— start —

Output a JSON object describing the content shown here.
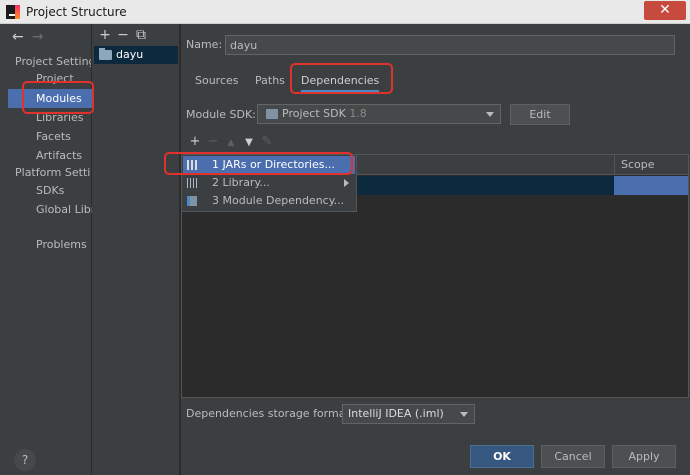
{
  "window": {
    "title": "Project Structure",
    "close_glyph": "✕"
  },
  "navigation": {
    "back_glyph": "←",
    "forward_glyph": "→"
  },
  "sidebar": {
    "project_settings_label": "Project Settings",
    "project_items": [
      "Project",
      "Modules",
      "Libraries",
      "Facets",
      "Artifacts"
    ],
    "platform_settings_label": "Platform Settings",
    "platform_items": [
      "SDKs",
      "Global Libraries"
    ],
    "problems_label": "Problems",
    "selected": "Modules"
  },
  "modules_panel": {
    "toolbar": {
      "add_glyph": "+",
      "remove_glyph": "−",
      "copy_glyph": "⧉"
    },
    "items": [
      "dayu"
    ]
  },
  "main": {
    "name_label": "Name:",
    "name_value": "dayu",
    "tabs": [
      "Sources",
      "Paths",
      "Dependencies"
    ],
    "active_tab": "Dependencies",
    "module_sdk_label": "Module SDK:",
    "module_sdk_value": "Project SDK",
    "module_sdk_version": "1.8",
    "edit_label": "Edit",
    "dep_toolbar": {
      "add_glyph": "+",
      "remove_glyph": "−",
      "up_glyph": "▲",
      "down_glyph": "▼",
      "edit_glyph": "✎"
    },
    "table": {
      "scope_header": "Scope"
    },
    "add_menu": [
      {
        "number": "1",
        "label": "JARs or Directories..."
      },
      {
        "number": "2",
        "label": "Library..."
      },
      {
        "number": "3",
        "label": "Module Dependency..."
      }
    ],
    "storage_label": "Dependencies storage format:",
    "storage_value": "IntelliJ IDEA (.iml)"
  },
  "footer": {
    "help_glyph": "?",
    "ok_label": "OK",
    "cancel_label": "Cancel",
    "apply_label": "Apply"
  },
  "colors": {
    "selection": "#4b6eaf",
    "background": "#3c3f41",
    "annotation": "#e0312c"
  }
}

— end —
— start —

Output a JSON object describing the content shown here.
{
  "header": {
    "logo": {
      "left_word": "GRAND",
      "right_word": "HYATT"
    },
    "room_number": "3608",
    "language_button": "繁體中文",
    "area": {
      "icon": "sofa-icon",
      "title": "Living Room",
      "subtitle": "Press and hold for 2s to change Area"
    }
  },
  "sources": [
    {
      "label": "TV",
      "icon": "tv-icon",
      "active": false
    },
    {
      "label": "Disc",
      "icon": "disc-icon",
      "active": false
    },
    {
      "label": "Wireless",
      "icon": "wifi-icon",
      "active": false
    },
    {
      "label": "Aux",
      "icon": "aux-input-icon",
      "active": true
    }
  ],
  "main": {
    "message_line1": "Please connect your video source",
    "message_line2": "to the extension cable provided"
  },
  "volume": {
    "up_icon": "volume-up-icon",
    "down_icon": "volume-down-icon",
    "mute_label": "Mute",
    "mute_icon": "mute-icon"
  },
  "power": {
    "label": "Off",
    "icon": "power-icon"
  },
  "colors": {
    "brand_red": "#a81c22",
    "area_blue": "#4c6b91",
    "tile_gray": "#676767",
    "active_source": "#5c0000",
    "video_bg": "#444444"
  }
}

— end —
— start —

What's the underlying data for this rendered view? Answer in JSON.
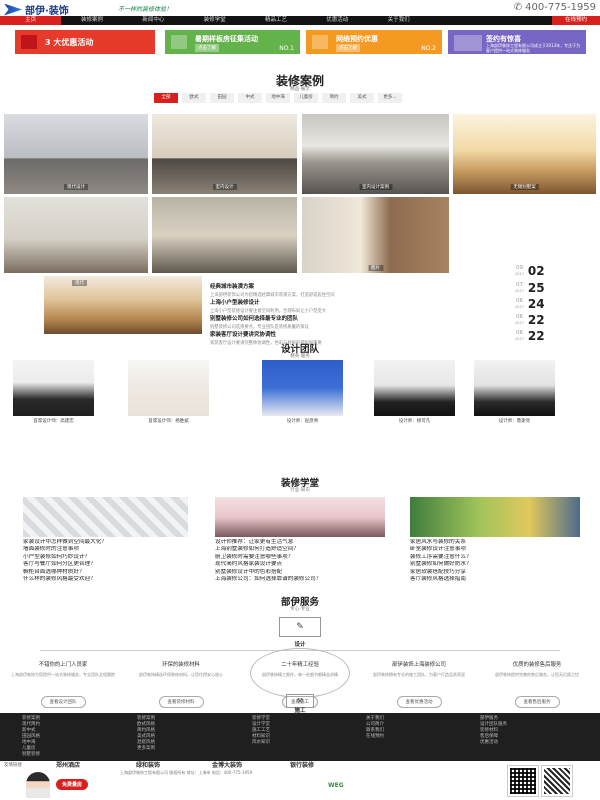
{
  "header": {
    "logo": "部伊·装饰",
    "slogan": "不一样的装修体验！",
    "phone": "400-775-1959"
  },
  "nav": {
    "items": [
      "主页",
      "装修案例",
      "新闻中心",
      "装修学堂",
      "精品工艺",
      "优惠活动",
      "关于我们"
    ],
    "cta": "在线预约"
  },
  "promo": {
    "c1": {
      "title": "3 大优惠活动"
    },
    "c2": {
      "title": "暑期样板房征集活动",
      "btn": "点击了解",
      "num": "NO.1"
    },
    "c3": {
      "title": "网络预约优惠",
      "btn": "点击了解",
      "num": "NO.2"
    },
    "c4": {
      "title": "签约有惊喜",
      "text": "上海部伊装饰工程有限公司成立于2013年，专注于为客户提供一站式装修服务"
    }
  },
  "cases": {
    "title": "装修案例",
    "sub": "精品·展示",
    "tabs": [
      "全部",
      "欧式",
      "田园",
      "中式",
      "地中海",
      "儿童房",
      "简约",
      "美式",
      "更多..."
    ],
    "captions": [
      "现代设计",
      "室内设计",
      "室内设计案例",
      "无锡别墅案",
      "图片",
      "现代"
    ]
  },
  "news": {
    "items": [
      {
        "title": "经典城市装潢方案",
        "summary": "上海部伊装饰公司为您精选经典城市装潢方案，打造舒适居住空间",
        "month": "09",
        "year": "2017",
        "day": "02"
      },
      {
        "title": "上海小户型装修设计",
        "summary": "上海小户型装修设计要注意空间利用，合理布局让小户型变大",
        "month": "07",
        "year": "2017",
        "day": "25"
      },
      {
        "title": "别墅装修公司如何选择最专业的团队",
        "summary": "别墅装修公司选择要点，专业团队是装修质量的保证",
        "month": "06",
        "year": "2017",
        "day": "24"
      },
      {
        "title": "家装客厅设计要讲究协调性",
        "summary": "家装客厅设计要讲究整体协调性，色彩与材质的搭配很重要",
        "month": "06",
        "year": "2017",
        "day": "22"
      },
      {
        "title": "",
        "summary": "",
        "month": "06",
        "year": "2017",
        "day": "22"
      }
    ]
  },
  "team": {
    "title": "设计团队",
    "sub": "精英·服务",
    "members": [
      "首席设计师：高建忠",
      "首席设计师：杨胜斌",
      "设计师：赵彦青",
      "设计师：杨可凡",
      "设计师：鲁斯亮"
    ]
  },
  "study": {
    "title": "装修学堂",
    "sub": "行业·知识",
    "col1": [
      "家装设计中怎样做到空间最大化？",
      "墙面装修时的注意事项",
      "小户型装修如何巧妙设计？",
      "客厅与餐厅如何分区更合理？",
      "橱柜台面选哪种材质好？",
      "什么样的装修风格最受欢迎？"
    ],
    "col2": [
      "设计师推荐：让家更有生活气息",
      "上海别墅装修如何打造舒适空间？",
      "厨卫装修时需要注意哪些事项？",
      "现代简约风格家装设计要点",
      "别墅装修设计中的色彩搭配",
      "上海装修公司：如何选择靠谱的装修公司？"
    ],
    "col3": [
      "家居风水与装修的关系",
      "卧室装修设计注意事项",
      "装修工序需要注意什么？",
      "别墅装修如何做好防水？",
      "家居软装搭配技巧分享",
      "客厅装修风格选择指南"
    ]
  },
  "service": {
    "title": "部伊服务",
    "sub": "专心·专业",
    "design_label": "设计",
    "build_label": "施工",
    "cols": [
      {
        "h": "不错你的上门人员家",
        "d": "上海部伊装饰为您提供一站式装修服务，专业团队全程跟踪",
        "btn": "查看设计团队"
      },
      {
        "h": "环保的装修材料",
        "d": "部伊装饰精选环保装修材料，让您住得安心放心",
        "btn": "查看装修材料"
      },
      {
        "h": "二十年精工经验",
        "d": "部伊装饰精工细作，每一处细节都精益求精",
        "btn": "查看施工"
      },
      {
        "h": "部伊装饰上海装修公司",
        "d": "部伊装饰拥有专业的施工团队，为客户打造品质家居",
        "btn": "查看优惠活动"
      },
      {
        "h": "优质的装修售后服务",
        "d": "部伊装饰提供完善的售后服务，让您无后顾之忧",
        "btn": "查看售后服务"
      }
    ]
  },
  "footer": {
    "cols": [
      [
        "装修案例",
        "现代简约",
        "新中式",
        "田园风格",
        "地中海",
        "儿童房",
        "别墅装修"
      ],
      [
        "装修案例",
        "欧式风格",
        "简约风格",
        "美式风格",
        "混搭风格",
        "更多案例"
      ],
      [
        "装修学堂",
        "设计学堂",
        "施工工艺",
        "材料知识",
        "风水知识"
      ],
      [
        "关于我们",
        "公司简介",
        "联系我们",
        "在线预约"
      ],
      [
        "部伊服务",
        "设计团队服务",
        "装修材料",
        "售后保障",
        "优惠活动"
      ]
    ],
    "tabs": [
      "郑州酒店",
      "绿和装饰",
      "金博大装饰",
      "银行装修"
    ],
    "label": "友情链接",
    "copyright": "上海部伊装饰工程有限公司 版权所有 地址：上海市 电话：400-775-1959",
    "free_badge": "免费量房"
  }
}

— end —

* **Given request**
Read the entries above, then pull out the lines that include "Dependencies".

* **Output for this task**
      "Dependencies"
    "active_tab": "Dependencies",
    "storage_label": "Dependencies storage format:",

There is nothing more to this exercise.